## [EXCERPTED DATA]
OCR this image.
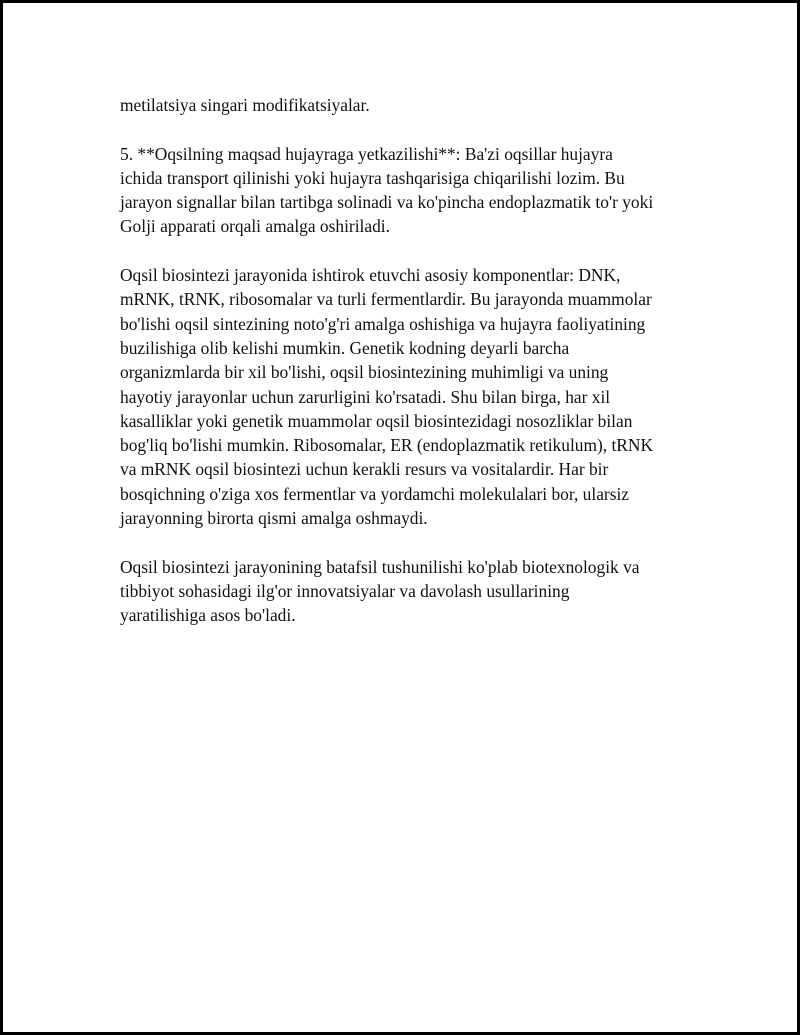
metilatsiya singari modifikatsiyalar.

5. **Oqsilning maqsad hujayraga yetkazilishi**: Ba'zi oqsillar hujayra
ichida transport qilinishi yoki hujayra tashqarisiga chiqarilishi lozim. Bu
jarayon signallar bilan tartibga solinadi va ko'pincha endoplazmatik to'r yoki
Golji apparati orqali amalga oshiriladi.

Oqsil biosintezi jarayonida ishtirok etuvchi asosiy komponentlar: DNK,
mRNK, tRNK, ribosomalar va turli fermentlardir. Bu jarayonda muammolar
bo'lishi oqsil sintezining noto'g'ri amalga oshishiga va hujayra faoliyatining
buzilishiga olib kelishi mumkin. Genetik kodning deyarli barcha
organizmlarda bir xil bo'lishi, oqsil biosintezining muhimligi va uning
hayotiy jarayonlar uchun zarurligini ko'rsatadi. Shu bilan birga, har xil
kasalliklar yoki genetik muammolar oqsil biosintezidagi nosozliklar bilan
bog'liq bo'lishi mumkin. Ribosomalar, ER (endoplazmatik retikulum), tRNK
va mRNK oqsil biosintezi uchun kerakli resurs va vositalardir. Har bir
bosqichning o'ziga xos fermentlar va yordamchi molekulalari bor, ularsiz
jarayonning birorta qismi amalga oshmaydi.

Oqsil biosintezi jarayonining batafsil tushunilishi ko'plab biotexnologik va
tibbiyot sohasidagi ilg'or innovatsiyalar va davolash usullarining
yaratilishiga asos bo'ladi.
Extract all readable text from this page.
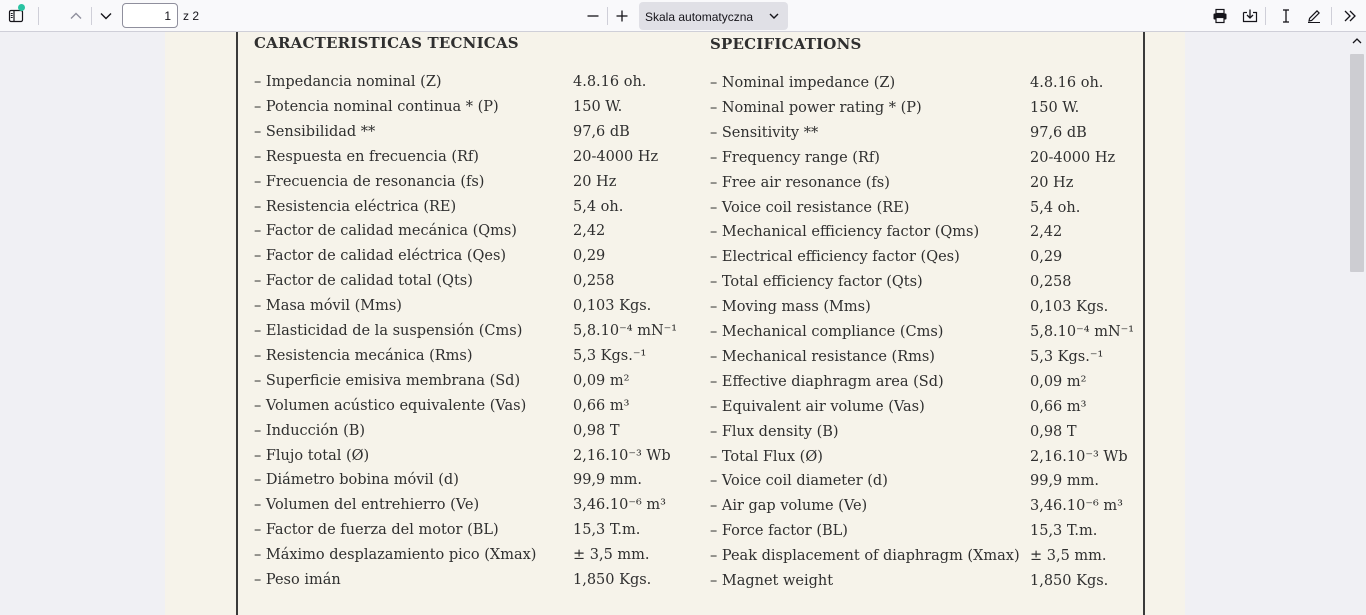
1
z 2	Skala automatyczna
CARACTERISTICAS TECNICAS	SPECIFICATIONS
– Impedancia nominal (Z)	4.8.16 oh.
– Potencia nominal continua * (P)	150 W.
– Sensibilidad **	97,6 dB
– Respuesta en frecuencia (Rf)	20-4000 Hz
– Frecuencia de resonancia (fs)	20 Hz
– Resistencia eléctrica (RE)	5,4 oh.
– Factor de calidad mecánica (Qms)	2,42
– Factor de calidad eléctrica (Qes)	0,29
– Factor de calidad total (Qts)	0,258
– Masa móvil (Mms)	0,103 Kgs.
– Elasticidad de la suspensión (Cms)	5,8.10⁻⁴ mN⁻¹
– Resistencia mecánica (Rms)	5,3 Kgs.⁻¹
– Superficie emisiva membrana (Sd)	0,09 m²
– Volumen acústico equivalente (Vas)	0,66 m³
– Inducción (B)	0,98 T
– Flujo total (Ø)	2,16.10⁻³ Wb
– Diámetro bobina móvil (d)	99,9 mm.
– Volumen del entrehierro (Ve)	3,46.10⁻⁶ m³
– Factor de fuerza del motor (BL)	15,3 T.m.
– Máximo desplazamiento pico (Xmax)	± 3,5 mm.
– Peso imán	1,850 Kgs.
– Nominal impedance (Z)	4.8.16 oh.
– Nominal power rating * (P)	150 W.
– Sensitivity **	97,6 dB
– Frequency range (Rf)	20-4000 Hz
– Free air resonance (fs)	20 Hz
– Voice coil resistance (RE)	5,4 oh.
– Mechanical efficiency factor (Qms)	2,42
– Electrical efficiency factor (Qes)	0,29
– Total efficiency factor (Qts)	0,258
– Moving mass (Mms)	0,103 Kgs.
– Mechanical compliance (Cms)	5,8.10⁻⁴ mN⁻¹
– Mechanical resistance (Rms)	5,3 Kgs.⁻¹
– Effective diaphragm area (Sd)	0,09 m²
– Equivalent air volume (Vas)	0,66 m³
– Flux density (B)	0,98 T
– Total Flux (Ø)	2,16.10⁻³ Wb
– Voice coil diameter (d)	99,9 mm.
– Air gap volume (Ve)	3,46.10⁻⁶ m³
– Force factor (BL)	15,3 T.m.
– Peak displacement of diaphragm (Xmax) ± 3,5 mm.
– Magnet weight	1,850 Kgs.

--

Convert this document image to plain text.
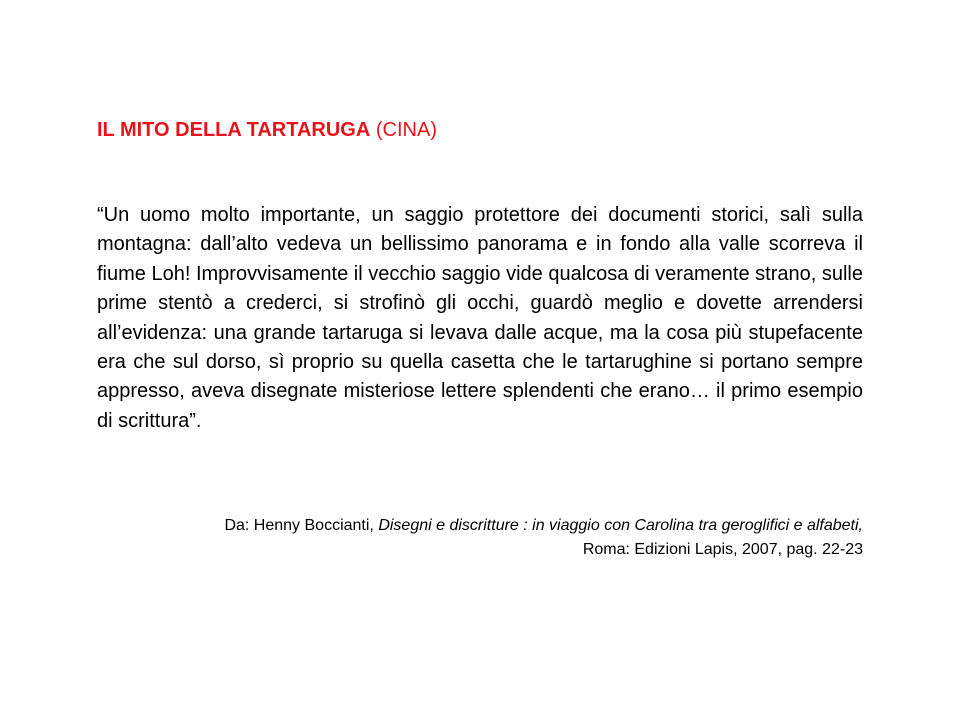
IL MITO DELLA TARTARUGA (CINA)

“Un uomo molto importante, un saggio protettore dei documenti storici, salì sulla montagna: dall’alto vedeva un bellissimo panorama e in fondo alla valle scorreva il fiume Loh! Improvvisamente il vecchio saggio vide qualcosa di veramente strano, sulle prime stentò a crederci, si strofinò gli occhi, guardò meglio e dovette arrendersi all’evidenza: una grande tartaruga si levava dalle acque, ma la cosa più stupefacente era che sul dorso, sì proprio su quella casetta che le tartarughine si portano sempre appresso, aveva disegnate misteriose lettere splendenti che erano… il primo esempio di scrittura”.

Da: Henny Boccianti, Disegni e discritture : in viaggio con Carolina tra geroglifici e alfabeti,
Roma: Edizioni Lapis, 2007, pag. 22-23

* * *

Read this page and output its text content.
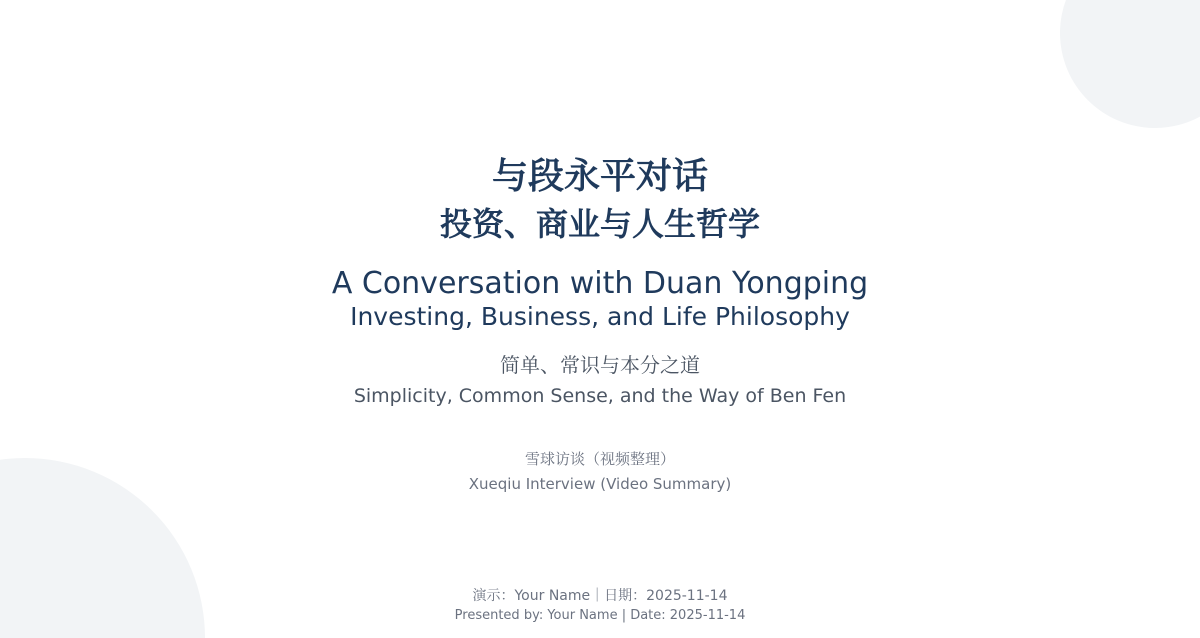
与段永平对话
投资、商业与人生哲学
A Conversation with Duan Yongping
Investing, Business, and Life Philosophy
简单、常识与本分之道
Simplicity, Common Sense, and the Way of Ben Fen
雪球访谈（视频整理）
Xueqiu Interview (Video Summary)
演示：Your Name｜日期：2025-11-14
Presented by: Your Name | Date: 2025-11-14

## [REQUIRED TASK]
Every line that holds the word "mRNK" counts once; state the total number of such lines and nothing else.

## [RESPONSE BELOW]
2